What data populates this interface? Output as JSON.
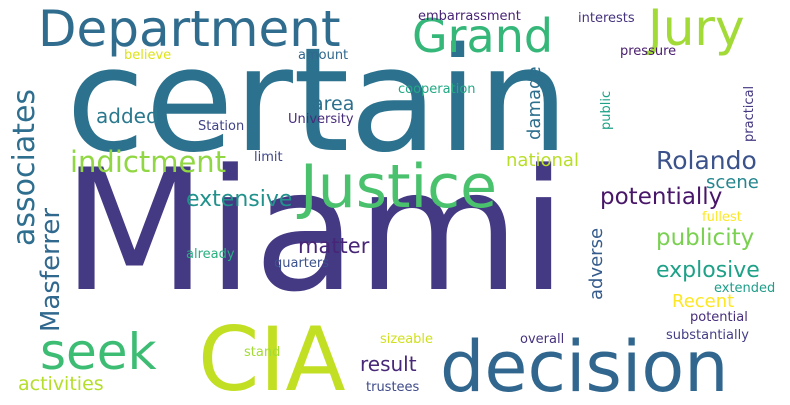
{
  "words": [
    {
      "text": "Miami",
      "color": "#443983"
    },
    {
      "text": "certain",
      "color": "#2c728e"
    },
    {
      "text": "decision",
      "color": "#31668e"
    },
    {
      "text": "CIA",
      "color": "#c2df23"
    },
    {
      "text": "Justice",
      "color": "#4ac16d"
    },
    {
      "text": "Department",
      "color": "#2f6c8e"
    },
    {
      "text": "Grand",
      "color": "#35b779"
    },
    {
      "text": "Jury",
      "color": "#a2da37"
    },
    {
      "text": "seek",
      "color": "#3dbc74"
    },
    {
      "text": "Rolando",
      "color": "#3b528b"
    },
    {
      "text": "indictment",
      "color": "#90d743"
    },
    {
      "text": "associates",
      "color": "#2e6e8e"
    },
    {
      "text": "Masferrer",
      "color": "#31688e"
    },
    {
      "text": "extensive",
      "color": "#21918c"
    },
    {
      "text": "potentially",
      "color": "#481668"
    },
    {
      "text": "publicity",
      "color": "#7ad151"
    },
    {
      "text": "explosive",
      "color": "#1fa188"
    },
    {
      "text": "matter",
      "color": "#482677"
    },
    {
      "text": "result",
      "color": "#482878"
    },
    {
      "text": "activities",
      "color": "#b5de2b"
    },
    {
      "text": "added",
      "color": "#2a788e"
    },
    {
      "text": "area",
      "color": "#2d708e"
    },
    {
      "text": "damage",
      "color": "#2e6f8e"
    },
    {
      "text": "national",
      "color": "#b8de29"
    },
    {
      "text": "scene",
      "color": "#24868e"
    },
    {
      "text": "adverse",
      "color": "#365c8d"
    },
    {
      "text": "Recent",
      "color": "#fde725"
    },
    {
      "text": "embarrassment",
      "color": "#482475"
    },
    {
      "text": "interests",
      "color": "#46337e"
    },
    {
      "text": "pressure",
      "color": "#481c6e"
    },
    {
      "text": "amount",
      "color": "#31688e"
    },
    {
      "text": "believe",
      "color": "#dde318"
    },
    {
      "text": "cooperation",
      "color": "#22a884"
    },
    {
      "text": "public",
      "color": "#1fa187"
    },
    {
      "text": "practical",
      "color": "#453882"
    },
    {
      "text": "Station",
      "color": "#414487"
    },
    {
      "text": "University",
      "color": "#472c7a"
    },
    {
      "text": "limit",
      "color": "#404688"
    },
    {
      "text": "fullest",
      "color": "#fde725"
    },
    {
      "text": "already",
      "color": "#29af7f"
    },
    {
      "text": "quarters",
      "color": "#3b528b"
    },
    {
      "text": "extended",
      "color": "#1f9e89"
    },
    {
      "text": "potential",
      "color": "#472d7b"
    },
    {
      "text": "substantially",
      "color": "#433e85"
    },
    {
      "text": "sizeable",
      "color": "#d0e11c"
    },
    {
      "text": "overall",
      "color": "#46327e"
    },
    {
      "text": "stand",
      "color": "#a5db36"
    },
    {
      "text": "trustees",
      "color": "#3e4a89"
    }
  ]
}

....

Copy the records word for word, leaving no picture in the copy.

# [Exercise response]
What data populates this interface? Output as JSON.
{
  "words": [
    {
      "text": "Miami",
      "color": "#443983"
    },
    {
      "text": "certain",
      "color": "#2c728e"
    },
    {
      "text": "decision",
      "color": "#31668e"
    },
    {
      "text": "CIA",
      "color": "#c2df23"
    },
    {
      "text": "Justice",
      "color": "#4ac16d"
    },
    {
      "text": "Department",
      "color": "#2f6c8e"
    },
    {
      "text": "Grand",
      "color": "#35b779"
    },
    {
      "text": "Jury",
      "color": "#a2da37"
    },
    {
      "text": "seek",
      "color": "#3dbc74"
    },
    {
      "text": "Rolando",
      "color": "#3b528b"
    },
    {
      "text": "indictment",
      "color": "#90d743"
    },
    {
      "text": "associates",
      "color": "#2e6e8e"
    },
    {
      "text": "Masferrer",
      "color": "#31688e"
    },
    {
      "text": "extensive",
      "color": "#21918c"
    },
    {
      "text": "potentially",
      "color": "#481668"
    },
    {
      "text": "publicity",
      "color": "#7ad151"
    },
    {
      "text": "explosive",
      "color": "#1fa188"
    },
    {
      "text": "matter",
      "color": "#482677"
    },
    {
      "text": "result",
      "color": "#482878"
    },
    {
      "text": "activities",
      "color": "#b5de2b"
    },
    {
      "text": "added",
      "color": "#2a788e"
    },
    {
      "text": "area",
      "color": "#2d708e"
    },
    {
      "text": "damage",
      "color": "#2e6f8e"
    },
    {
      "text": "national",
      "color": "#b8de29"
    },
    {
      "text": "scene",
      "color": "#24868e"
    },
    {
      "text": "adverse",
      "color": "#365c8d"
    },
    {
      "text": "Recent",
      "color": "#fde725"
    },
    {
      "text": "embarrassment",
      "color": "#482475"
    },
    {
      "text": "interests",
      "color": "#46337e"
    },
    {
      "text": "pressure",
      "color": "#481c6e"
    },
    {
      "text": "amount",
      "color": "#31688e"
    },
    {
      "text": "believe",
      "color": "#dde318"
    },
    {
      "text": "cooperation",
      "color": "#22a884"
    },
    {
      "text": "public",
      "color": "#1fa187"
    },
    {
      "text": "practical",
      "color": "#453882"
    },
    {
      "text": "Station",
      "color": "#414487"
    },
    {
      "text": "University",
      "color": "#472c7a"
    },
    {
      "text": "limit",
      "color": "#404688"
    },
    {
      "text": "fullest",
      "color": "#fde725"
    },
    {
      "text": "already",
      "color": "#29af7f"
    },
    {
      "text": "quarters",
      "color": "#3b528b"
    },
    {
      "text": "extended",
      "color": "#1f9e89"
    },
    {
      "text": "potential",
      "color": "#472d7b"
    },
    {
      "text": "substantially",
      "color": "#433e85"
    },
    {
      "text": "sizeable",
      "color": "#d0e11c"
    },
    {
      "text": "overall",
      "color": "#46327e"
    },
    {
      "text": "stand",
      "color": "#a5db36"
    },
    {
      "text": "trustees",
      "color": "#3e4a89"
    }
  ]
}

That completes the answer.